**INSTRUCTIONS TO FOLLOW**
Gather all lines with the word "value" in them.
-------- RECORDS PROVIDED --------
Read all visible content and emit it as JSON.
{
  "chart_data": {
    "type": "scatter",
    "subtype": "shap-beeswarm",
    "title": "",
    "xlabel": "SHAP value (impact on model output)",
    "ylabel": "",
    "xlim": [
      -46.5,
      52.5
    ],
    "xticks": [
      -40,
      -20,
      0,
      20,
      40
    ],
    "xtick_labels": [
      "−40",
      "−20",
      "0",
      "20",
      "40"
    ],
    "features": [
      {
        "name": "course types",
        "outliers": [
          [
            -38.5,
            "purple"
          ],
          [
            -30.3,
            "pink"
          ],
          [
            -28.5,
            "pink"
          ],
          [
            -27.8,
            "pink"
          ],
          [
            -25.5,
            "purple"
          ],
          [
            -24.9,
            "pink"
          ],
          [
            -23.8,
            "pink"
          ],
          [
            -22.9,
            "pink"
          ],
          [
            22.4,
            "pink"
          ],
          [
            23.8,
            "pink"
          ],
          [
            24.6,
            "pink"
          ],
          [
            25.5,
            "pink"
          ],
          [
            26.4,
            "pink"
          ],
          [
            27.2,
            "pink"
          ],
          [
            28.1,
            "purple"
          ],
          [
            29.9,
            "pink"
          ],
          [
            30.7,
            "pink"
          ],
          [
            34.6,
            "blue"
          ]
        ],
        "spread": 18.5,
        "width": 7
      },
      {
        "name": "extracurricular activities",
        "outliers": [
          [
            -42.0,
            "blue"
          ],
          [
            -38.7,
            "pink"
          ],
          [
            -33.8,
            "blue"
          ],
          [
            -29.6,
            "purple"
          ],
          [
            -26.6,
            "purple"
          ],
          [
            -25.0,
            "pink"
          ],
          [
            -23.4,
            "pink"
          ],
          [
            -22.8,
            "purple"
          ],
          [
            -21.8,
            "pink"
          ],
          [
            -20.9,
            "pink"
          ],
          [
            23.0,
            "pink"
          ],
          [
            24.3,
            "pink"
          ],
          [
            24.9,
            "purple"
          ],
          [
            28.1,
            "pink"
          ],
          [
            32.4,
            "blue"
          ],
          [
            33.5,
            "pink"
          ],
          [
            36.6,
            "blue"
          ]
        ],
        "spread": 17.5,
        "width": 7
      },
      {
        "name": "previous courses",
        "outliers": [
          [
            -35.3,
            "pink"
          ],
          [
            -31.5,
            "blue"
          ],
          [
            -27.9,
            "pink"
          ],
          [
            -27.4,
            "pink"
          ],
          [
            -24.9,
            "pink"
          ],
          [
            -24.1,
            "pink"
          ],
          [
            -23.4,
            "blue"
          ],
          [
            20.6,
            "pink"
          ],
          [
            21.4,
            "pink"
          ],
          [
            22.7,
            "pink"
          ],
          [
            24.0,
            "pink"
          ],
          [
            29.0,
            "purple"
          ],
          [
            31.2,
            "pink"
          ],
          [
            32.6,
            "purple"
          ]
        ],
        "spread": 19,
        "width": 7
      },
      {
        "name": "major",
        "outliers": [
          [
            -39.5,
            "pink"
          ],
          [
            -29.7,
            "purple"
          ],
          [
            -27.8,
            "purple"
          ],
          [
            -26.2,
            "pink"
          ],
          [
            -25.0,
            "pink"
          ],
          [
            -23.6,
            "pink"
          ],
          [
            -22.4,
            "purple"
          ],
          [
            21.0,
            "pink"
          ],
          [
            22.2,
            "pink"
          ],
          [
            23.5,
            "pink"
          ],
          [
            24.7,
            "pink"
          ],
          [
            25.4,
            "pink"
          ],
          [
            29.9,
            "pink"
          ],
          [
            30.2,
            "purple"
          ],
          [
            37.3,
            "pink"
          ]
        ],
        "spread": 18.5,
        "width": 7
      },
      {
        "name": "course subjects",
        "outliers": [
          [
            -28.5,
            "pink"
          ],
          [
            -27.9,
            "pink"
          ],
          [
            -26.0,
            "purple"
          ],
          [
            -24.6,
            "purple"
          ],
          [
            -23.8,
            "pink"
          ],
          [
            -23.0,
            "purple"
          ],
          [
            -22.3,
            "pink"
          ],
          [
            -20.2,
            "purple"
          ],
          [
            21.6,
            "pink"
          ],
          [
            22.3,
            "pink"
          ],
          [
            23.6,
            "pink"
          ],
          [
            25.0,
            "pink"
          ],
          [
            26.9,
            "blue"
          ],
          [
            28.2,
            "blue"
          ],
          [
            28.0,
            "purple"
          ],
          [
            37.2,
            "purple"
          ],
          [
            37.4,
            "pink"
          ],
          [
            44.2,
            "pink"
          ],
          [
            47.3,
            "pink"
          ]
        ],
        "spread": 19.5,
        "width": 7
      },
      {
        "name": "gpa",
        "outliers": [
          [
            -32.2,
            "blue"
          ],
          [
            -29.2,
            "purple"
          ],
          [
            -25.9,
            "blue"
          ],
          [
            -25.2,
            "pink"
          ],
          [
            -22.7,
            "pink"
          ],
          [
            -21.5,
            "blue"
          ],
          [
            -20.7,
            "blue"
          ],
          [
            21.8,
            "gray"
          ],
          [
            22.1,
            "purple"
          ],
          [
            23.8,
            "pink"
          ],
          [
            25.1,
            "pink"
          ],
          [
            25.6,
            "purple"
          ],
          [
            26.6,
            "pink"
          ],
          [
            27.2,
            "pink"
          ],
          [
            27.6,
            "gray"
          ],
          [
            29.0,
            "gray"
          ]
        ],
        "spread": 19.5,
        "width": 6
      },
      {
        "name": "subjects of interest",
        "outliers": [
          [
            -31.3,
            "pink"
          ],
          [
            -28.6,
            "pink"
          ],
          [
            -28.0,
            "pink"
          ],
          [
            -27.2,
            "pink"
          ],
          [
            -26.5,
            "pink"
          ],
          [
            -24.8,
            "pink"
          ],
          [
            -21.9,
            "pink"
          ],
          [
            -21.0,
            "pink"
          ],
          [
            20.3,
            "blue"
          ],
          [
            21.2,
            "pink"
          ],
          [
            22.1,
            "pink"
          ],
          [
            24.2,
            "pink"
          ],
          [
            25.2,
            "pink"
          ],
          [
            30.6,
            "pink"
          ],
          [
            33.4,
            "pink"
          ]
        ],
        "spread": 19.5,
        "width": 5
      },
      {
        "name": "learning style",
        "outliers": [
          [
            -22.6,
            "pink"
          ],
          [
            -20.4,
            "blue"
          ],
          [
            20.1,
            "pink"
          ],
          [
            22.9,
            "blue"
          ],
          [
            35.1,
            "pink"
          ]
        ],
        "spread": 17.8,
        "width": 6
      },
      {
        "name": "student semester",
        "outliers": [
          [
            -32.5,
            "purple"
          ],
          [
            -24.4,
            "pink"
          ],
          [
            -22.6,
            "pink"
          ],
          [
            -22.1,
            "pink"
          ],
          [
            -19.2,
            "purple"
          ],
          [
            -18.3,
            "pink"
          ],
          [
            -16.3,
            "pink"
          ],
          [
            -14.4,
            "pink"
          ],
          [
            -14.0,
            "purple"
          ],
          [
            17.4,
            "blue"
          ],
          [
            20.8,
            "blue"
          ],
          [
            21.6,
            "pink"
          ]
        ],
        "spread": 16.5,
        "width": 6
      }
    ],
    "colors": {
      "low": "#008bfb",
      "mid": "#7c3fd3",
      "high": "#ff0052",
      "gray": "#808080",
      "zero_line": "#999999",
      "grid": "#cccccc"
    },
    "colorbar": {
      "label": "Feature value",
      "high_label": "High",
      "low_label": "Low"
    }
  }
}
--------
**WRITTEN SOLUTION**
    "xlabel": "SHAP value (impact on model output)",
      "label": "Feature value",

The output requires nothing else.